Texte source =>
···

Donc, être contemporain en architecture c’est projeter plusieurs vies pour un bâtiment ? Vous nous parlez d’une commande qui va évoluer sur un temps très court. Est-ce qu’il faut aussi se projeter pour dix, vingt, trente ans, avec UN bâtiment sur ces questions de mutabilité ?
Il faut bien comprendre que la transformation des bâtiments est plus grande et plus vraisemblable dans le répertoire des architectures domestiques que dans celui des architectures publiques. Dix ou vingt ans après leur construction, ils seront susceptibles de subir des modifications d’usage ou de destination, simplement parce que le marché évoluera et que parallèlement on organisera la reconstruction de la ville sur la ville, autant avec rapidité qu’avec l’obligation d’une économie maitrisée.
L’aspect plurifonctionnel et évolutif des bâtiments sera donc protégé visuellement. La ville ne sera, en rien, altérée par toutes les transformations successives qu’elle devra encaisser et le fera certainement avec plus d’amabilité. La notion de réversibilité prend, là, tout son sens, comme s’il s’agissait de patrimoine. On passe ainsi de la consommation sans contrôle, au contrôle des mutations.
Car, ce qui est contemporain, c’est bien de penser la ville mutable. Et si, d’un point de vue énergétique, on sait produire aujourd’hui des bâtiments qui consomment moins d’énergie, on sait aussi qu’un des enjeux majeurs sera de réduire les émissions de carbone. Pour cela, il faudra que les bâtiments soient mieux construits, qu’ils soient modifiables à moindre frais pour qu’on ne soit pas contraint à engager de la déconstruction et ré-envisager, tout de suite derrière, de la reconstruction. A l’heure actuelle, ce sont 5 millions de m² de bureaux qui restent vides en région Ile de France. Un vrai gaspillage de matière première urbaine, perte sèche pour tout un territoire. Car si la ville mutable tend à éviter les bâtiments jetables, elle cherche à épargner les terrains agricoles, toutes ces terres d’oxygène, capables de réguler la respiration des villes.
Cette idée n’est pas nouvelle. Peut-on finalement dissocier cet idéal de « mutabilité » d’un projet politique plus vaste ? Car, sans volonté politique d’une mutation profonde de la société, ce type de projet ne reste-t-il pas au stade du vœu pieux ?
Ce projet est une réalité qui est en cours de construction. Et rien n’empêche de la mettre en œuvre, puisque le commanditaire a décidé de me suivre dans cette démarche prospective et de réaliser l’opération. Le modèle économique, mis en place, ne considère pas seulement le coût de la construction, il prend en compte l’idée que les bâtiments peuvent avoir plusieurs vies. D’ailleurs, les promoteurs les mettent sur le marché comme tels.

···

Jeu de données =>
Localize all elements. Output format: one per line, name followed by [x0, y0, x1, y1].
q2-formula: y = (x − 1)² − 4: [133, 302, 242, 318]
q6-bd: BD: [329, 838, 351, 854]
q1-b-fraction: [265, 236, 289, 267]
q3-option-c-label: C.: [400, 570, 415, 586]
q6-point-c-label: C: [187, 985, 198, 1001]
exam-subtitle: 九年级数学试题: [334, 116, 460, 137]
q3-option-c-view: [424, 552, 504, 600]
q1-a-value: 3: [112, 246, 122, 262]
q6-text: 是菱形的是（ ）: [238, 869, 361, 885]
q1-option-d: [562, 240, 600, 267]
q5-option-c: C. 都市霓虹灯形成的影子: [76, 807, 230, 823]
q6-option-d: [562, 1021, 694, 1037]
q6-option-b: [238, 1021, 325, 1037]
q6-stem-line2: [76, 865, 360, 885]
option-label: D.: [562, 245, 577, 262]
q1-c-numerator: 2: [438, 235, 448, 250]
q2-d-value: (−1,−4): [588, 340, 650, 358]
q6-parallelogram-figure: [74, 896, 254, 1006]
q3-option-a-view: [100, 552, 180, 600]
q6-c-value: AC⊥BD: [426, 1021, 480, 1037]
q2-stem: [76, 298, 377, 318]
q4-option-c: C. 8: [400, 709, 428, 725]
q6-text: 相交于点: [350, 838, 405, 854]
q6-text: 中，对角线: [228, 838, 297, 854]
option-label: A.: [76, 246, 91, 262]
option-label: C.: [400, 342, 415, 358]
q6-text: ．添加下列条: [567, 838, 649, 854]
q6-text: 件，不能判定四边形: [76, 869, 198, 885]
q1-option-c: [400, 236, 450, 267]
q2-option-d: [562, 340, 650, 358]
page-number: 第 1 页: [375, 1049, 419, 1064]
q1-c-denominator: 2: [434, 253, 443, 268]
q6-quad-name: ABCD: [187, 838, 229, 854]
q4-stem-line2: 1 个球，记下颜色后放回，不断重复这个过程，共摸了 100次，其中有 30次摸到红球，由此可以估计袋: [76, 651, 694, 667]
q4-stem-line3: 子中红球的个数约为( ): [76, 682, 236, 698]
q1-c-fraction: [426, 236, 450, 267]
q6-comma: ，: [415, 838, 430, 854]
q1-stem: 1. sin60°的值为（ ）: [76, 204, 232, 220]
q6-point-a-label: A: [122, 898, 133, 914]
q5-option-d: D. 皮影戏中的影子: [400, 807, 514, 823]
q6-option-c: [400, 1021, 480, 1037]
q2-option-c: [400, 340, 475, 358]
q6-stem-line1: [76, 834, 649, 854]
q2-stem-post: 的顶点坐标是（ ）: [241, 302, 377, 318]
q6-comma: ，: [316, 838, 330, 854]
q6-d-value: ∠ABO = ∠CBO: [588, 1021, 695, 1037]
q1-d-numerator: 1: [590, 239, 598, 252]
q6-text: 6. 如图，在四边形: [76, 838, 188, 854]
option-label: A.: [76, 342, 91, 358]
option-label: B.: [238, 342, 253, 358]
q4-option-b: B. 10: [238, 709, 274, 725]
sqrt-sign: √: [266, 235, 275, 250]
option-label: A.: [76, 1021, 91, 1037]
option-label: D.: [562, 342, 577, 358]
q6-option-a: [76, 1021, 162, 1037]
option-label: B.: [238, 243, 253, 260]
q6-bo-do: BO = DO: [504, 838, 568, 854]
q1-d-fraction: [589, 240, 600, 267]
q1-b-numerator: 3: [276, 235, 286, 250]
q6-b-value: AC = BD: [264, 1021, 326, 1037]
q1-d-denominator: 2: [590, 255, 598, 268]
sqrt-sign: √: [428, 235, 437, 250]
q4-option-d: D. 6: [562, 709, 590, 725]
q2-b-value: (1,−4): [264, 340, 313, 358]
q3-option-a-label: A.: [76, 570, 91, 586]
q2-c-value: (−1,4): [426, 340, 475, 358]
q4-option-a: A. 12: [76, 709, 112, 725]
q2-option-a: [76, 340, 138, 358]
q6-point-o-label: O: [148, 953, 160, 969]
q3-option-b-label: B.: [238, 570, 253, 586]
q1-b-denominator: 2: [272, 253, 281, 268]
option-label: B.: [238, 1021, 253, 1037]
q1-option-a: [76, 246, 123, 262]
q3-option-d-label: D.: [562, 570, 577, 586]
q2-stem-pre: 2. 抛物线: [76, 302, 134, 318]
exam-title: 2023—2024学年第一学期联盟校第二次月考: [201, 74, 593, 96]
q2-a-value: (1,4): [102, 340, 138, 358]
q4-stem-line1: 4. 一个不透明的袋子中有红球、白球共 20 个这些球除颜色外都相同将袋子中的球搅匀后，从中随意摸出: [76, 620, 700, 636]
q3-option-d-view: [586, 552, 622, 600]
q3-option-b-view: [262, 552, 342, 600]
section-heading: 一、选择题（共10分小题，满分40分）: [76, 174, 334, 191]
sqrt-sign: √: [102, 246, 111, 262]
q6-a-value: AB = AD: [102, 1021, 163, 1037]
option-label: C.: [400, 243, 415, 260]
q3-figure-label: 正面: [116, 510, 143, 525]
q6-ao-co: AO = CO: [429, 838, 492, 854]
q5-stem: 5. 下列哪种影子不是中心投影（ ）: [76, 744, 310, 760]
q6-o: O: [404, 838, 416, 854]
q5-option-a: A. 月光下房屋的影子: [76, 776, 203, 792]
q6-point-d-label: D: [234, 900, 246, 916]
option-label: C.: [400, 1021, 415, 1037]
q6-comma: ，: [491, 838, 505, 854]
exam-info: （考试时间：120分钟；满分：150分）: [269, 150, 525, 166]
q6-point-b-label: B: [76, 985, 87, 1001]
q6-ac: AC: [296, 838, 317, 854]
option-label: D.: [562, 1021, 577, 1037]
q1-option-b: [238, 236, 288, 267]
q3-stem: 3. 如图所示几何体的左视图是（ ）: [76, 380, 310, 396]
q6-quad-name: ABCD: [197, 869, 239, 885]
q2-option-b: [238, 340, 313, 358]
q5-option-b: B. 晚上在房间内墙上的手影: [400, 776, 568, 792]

···

Série d'exercices =>
A) Extrayez du texte sur la ville mutable le passage qui commence aux mots « Cette idée n’est » et s'arrête après les mots « marché comme tels. ».
B) Mettez en forme un tableau Markdown à deux colonnes, « N° » pour le numéro de rang et « Ligne » pour la ligne, avec les lignes de la liste depuis son début jusqu'à celle qui contient « q1-option-d: [562, 240, 600, 267] », incluse. Laissez de côté les lignes vides.

Résultats de l'exercice =>
A)
Cette idée n’est pas nouvelle. Peut-on finalement dissocier cet idéal de « mutabilité » d’un projet politique plus vaste ? Car, sans volonté politique d’une mutation profonde de la société, ce type de projet ne reste-t-il pas au stade du vœu pieux ?
Ce projet est une réalité qui est en cours de construction. Et rien n’empêche de la mettre en œuvre, puisque le commanditaire a décidé de me suivre dans cette démarche prospective et de réaliser l’opération. Le modèle économique, mis en place, ne considère pas seulement le coût de la construction, il prend en compte l’idée que les bâtiments peuvent avoir plusieurs vies. D’ailleurs, les promoteurs les mettent sur le marché comme tels.

B)
| N° | Ligne |
|---|---|
| 1 | Localize all elements. Output format: one per line, name followed by [x0, y0, x1, y1]. |
| 2 | q2-formula: y = (x − 1)² − 4: [133, 302, 242, 318] |
| 3 | q6-bd: BD: [329, 838, 351, 854] |
| 4 | q1-b-fraction: [265, 236, 289, 267] |
| 5 | q3-option-c-label: C.: [400, 570, 415, 586] |
| 6 | q6-point-c-label: C: [187, 985, 198, 1001] |
| 7 | exam-subtitle: 九年级数学试题: [334, 116, 460, 137] |
| 8 | q3-option-c-view: [424, 552, 504, 600] |
| 9 | q1-a-value: 3: [112, 246, 122, 262] |
| 10 | q6-text: 是菱形的是（ ）: [238, 869, 361, 885] |
| 11 | q1-option-d: [562, 240, 600, 267] |